**EXERCISE DESCRIPTION**
Could you transcribe every record below exactly as written, leaving out any pictures?
[Start]
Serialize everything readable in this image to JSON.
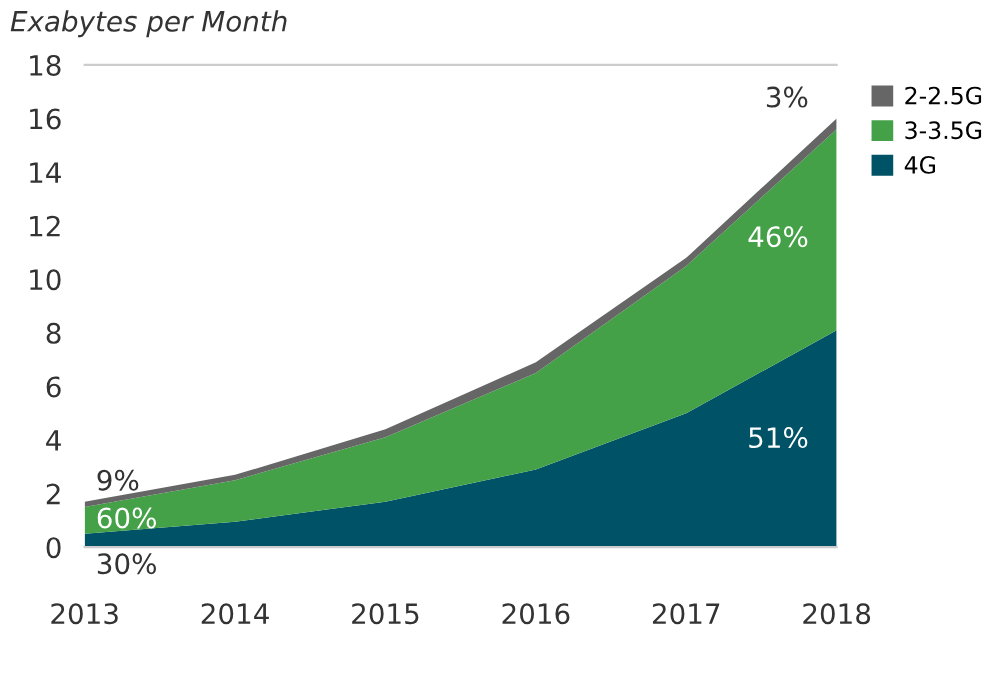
{
  "chart_data": {
    "type": "area",
    "stacked": true,
    "ylabel": "Exabytes per Month",
    "categories": [
      "2013",
      "2014",
      "2015",
      "2016",
      "2017",
      "2018"
    ],
    "series": [
      {
        "name": "4G",
        "color": "#005366",
        "values": [
          0.5,
          0.95,
          1.7,
          2.9,
          5.0,
          8.1
        ]
      },
      {
        "name": "3-3.5G",
        "color": "#45a148",
        "values": [
          1.0,
          1.55,
          2.4,
          3.6,
          5.5,
          7.5
        ]
      },
      {
        "name": "2-2.5G",
        "color": "#666666",
        "values": [
          0.2,
          0.2,
          0.3,
          0.4,
          0.3,
          0.4
        ]
      }
    ],
    "ylim": [
      0,
      18
    ],
    "yticks": [
      0,
      2,
      4,
      6,
      8,
      10,
      12,
      14,
      16,
      18
    ],
    "grid": false,
    "legend": "top right",
    "annotations": [
      {
        "text": "9%",
        "x": "2013",
        "y": 1.7
      },
      {
        "text": "60%",
        "x": "2013",
        "y": 1.0
      },
      {
        "text": "30%",
        "x": "2013",
        "y": 0
      },
      {
        "text": "3%",
        "x": "2018",
        "y": 16.0
      },
      {
        "text": "46%",
        "x": "2018",
        "y": 11.5
      },
      {
        "text": "51%",
        "x": "2018",
        "y": 4.0
      }
    ]
  }
}
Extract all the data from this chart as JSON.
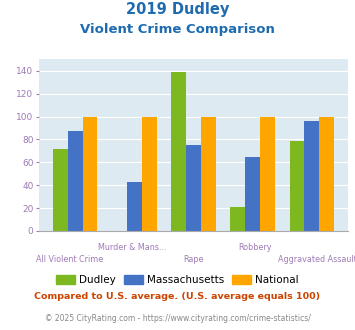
{
  "title_line1": "2019 Dudley",
  "title_line2": "Violent Crime Comparison",
  "categories": [
    "All Violent Crime",
    "Murder & Mans...",
    "Rape",
    "Robbery",
    "Aggravated Assault"
  ],
  "dudley": [
    72,
    0,
    139,
    21,
    79
  ],
  "massachusetts": [
    87,
    43,
    75,
    65,
    96
  ],
  "national": [
    100,
    100,
    100,
    100,
    100
  ],
  "dudley_color": "#7db820",
  "mass_color": "#4472c4",
  "national_color": "#ffa500",
  "bg_color": "#deeaf1",
  "ylim": [
    0,
    150
  ],
  "yticks": [
    0,
    20,
    40,
    60,
    80,
    100,
    120,
    140
  ],
  "footnote1": "Compared to U.S. average. (U.S. average equals 100)",
  "footnote2": "© 2025 CityRating.com - https://www.cityrating.com/crime-statistics/",
  "title_color": "#1f6bb0",
  "footnote1_color": "#cc4400",
  "footnote2_color": "#888888",
  "xlabel_color": "#9e7bb5",
  "tick_color": "#9e7bb5",
  "bar_width": 0.25
}
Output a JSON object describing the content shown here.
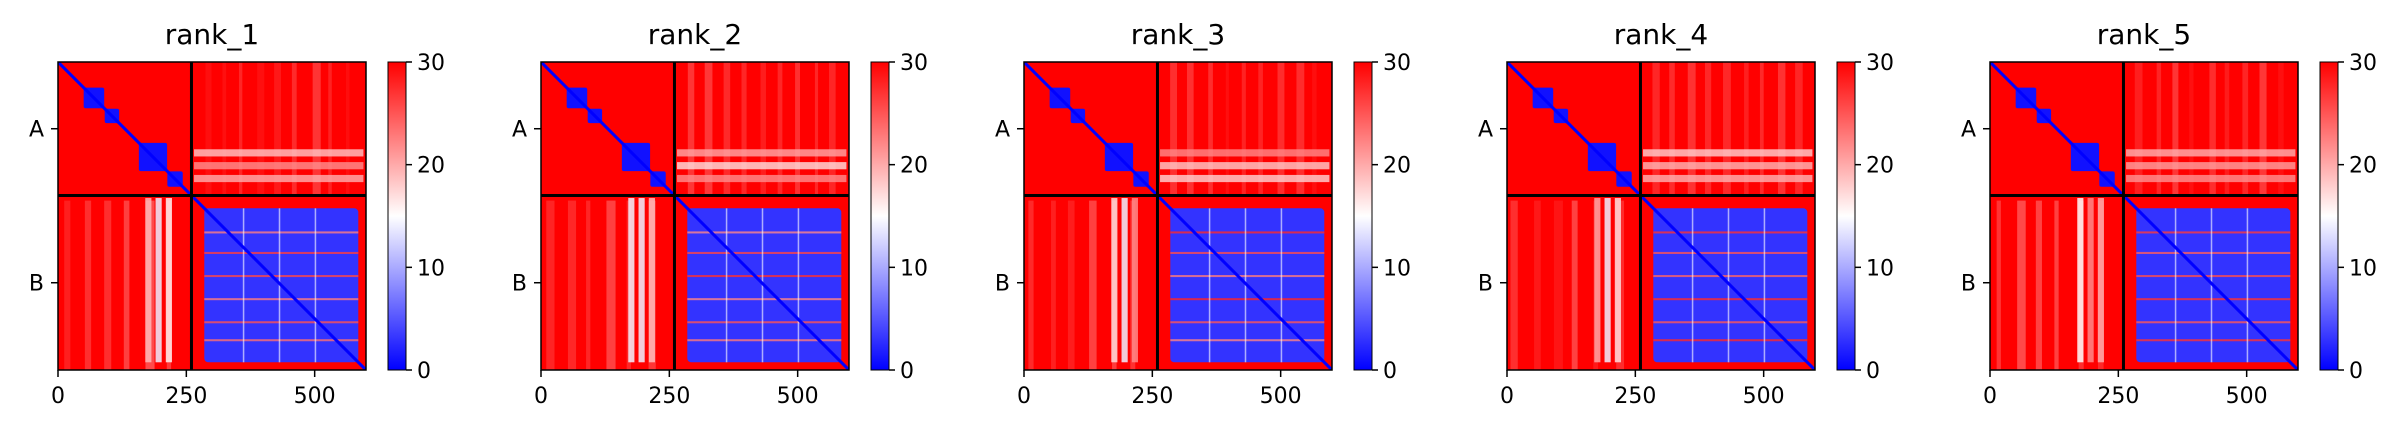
{
  "figure": {
    "background": "#ffffff"
  },
  "chart_data": [
    {
      "type": "heatmap",
      "title": "rank_1",
      "x_ticks": [
        0,
        250,
        500
      ],
      "y_tick_labels": [
        "A",
        "B"
      ],
      "chain_A_length": 260,
      "total_length": 600,
      "colorbar_ticks": [
        0,
        10,
        20,
        30
      ],
      "colorscale": {
        "min": 0,
        "max": 30,
        "low_color": "#0000ff",
        "mid_color": "#ffffff",
        "high_color": "#ff0000"
      }
    },
    {
      "type": "heatmap",
      "title": "rank_2",
      "x_ticks": [
        0,
        250,
        500
      ],
      "y_tick_labels": [
        "A",
        "B"
      ],
      "chain_A_length": 260,
      "total_length": 600,
      "colorbar_ticks": [
        0,
        10,
        20,
        30
      ],
      "colorscale": {
        "min": 0,
        "max": 30,
        "low_color": "#0000ff",
        "mid_color": "#ffffff",
        "high_color": "#ff0000"
      }
    },
    {
      "type": "heatmap",
      "title": "rank_3",
      "x_ticks": [
        0,
        250,
        500
      ],
      "y_tick_labels": [
        "A",
        "B"
      ],
      "chain_A_length": 260,
      "total_length": 600,
      "colorbar_ticks": [
        0,
        10,
        20,
        30
      ],
      "colorscale": {
        "min": 0,
        "max": 30,
        "low_color": "#0000ff",
        "mid_color": "#ffffff",
        "high_color": "#ff0000"
      }
    },
    {
      "type": "heatmap",
      "title": "rank_4",
      "x_ticks": [
        0,
        250,
        500
      ],
      "y_tick_labels": [
        "A",
        "B"
      ],
      "chain_A_length": 260,
      "total_length": 600,
      "colorbar_ticks": [
        0,
        10,
        20,
        30
      ],
      "colorscale": {
        "min": 0,
        "max": 30,
        "low_color": "#0000ff",
        "mid_color": "#ffffff",
        "high_color": "#ff0000"
      }
    },
    {
      "type": "heatmap",
      "title": "rank_5",
      "x_ticks": [
        0,
        250,
        500
      ],
      "y_tick_labels": [
        "A",
        "B"
      ],
      "chain_A_length": 260,
      "total_length": 600,
      "colorbar_ticks": [
        0,
        10,
        20,
        30
      ],
      "colorscale": {
        "min": 0,
        "max": 30,
        "low_color": "#0000ff",
        "mid_color": "#ffffff",
        "high_color": "#ff0000"
      }
    }
  ]
}
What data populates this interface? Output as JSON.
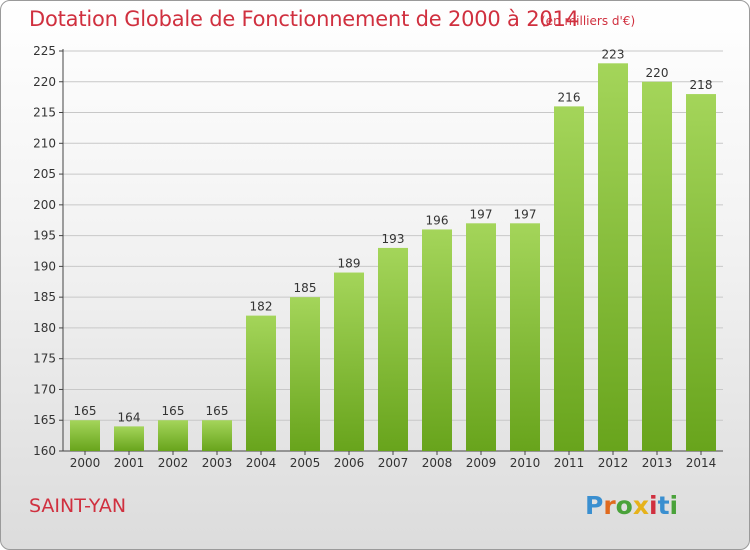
{
  "header": {
    "title": "Dotation Globale de Fonctionnement de 2000 à 2014",
    "subtitle": "(en milliers d'€)"
  },
  "footer": {
    "town": "SAINT-YAN",
    "logo_letters": [
      "P",
      "r",
      "o",
      "x",
      "i",
      "t",
      "i"
    ],
    "logo_colors": [
      "#3a8fd0",
      "#e06a1e",
      "#4aa23a",
      "#e6b21a",
      "#d0303f",
      "#3a8fd0",
      "#4aa23a"
    ]
  },
  "chart_data": {
    "type": "bar",
    "title": "Dotation Globale de Fonctionnement de 2000 à 2014",
    "categories": [
      "2000",
      "2001",
      "2002",
      "2003",
      "2004",
      "2005",
      "2006",
      "2007",
      "2008",
      "2009",
      "2010",
      "2011",
      "2012",
      "2013",
      "2014"
    ],
    "values": [
      165,
      164,
      165,
      165,
      182,
      185,
      189,
      193,
      196,
      197,
      197,
      216,
      223,
      220,
      218
    ],
    "ylim": [
      160,
      225
    ],
    "yticks": [
      160,
      165,
      170,
      175,
      180,
      185,
      190,
      195,
      200,
      205,
      210,
      215,
      220,
      225
    ],
    "grid": true,
    "bar_color_top": "#a4d55a",
    "bar_color_bottom": "#68a41c",
    "label_color": "#333333"
  }
}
[End]
**RESPONSE**
Serialize everything readable in this image to JSON.
{
  "chart_data": {
    "type": "area",
    "stacked": true,
    "ylabel": "Exabytes per Month",
    "categories": [
      "2013",
      "2014",
      "2015",
      "2016",
      "2017",
      "2018"
    ],
    "series": [
      {
        "name": "4G",
        "color": "#005366",
        "values": [
          0.5,
          0.95,
          1.7,
          2.9,
          5.0,
          8.1
        ]
      },
      {
        "name": "3-3.5G",
        "color": "#45a148",
        "values": [
          1.0,
          1.55,
          2.4,
          3.6,
          5.5,
          7.5
        ]
      },
      {
        "name": "2-2.5G",
        "color": "#666666",
        "values": [
          0.2,
          0.2,
          0.3,
          0.4,
          0.3,
          0.4
        ]
      }
    ],
    "ylim": [
      0,
      18
    ],
    "yticks": [
      0,
      2,
      4,
      6,
      8,
      10,
      12,
      14,
      16,
      18
    ],
    "grid": false,
    "legend": "top right",
    "annotations": [
      {
        "text": "9%",
        "x": "2013",
        "y": 1.7
      },
      {
        "text": "60%",
        "x": "2013",
        "y": 1.0
      },
      {
        "text": "30%",
        "x": "2013",
        "y": 0
      },
      {
        "text": "3%",
        "x": "2018",
        "y": 16.0
      },
      {
        "text": "46%",
        "x": "2018",
        "y": 11.5
      },
      {
        "text": "51%",
        "x": "2018",
        "y": 4.0
      }
    ]
  }
}
Extract all the data from this chart as JSON.
{
  "title_line1": "2019 Dudley",
  "title_line2": "Violent Crime Comparison",
  "categories": [
    "All Violent Crime",
    "Murder & Mans...",
    "Rape",
    "Robbery",
    "Aggravated Assault"
  ],
  "dudley": [
    72,
    0,
    139,
    21,
    79
  ],
  "massachusetts": [
    87,
    43,
    75,
    65,
    96
  ],
  "national": [
    100,
    100,
    100,
    100,
    100
  ],
  "dudley_color": "#7db820",
  "mass_color": "#4472c4",
  "national_color": "#ffa500",
  "bg_color": "#deeaf1",
  "ylim": [
    0,
    150
  ],
  "yticks": [
    0,
    20,
    40,
    60,
    80,
    100,
    120,
    140
  ],
  "footnote1": "Compared to U.S. average. (U.S. average equals 100)",
  "footnote2": "© 2025 CityRating.com - https://www.cityrating.com/crime-statistics/",
  "title_color": "#1f6bb0",
  "footnote1_color": "#cc4400",
  "footnote2_color": "#888888",
  "xlabel_color": "#9e7bb5",
  "tick_color": "#9e7bb5",
  "bar_width": 0.25
}
Output a JSON object describing the content shown here.
{
  "figure": {
    "background": "#ffffff"
  },
  "chart_data": [
    {
      "type": "heatmap",
      "title": "rank_1",
      "x_ticks": [
        0,
        250,
        500
      ],
      "y_tick_labels": [
        "A",
        "B"
      ],
      "chain_A_length": 260,
      "total_length": 600,
      "colorbar_ticks": [
        0,
        10,
        20,
        30
      ],
      "colorscale": {
        "min": 0,
        "max": 30,
        "low_color": "#0000ff",
        "mid_color": "#ffffff",
        "high_color": "#ff0000"
      }
    },
    {
      "type": "heatmap",
      "title": "rank_2",
      "x_ticks": [
        0,
        250,
        500
      ],
      "y_tick_labels": [
        "A",
        "B"
      ],
      "chain_A_length": 260,
      "total_length": 600,
      "colorbar_ticks": [
        0,
        10,
        20,
        30
      ],
      "colorscale": {
        "min": 0,
        "max": 30,
        "low_color": "#0000ff",
        "mid_color": "#ffffff",
        "high_color": "#ff0000"
      }
    },
    {
      "type": "heatmap",
      "title": "rank_3",
      "x_ticks": [
        0,
        250,
        500
      ],
      "y_tick_labels": [
        "A",
        "B"
      ],
      "chain_A_length": 260,
      "total_length": 600,
      "colorbar_ticks": [
        0,
        10,
        20,
        30
      ],
      "colorscale": {
        "min": 0,
        "max": 30,
        "low_color": "#0000ff",
        "mid_color": "#ffffff",
        "high_color": "#ff0000"
      }
    },
    {
      "type": "heatmap",
      "title": "rank_4",
      "x_ticks": [
        0,
        250,
        500
      ],
      "y_tick_labels": [
        "A",
        "B"
      ],
      "chain_A_length": 260,
      "total_length": 600,
      "colorbar_ticks": [
        0,
        10,
        20,
        30
      ],
      "colorscale": {
        "min": 0,
        "max": 30,
        "low_color": "#0000ff",
        "mid_color": "#ffffff",
        "high_color": "#ff0000"
      }
    },
    {
      "type": "heatmap",
      "title": "rank_5",
      "x_ticks": [
        0,
        250,
        500
      ],
      "y_tick_labels": [
        "A",
        "B"
      ],
      "chain_A_length": 260,
      "total_length": 600,
      "colorbar_ticks": [
        0,
        10,
        20,
        30
      ],
      "colorscale": {
        "min": 0,
        "max": 30,
        "low_color": "#0000ff",
        "mid_color": "#ffffff",
        "high_color": "#ff0000"
      }
    }
  ]
}
What data populates this interface? Output as JSON.
{
  "header": {
    "title": "Dotation Globale de Fonctionnement de 2000 à 2014",
    "subtitle": "(en milliers d'€)"
  },
  "footer": {
    "town": "SAINT-YAN",
    "logo_letters": [
      "P",
      "r",
      "o",
      "x",
      "i",
      "t",
      "i"
    ],
    "logo_colors": [
      "#3a8fd0",
      "#e06a1e",
      "#4aa23a",
      "#e6b21a",
      "#d0303f",
      "#3a8fd0",
      "#4aa23a"
    ]
  },
  "chart_data": {
    "type": "bar",
    "title": "Dotation Globale de Fonctionnement de 2000 à 2014",
    "categories": [
      "2000",
      "2001",
      "2002",
      "2003",
      "2004",
      "2005",
      "2006",
      "2007",
      "2008",
      "2009",
      "2010",
      "2011",
      "2012",
      "2013",
      "2014"
    ],
    "values": [
      165,
      164,
      165,
      165,
      182,
      185,
      189,
      193,
      196,
      197,
      197,
      216,
      223,
      220,
      218
    ],
    "ylim": [
      160,
      225
    ],
    "yticks": [
      160,
      165,
      170,
      175,
      180,
      185,
      190,
      195,
      200,
      205,
      210,
      215,
      220,
      225
    ],
    "grid": true,
    "bar_color_top": "#a4d55a",
    "bar_color_bottom": "#68a41c",
    "label_color": "#333333"
  }
}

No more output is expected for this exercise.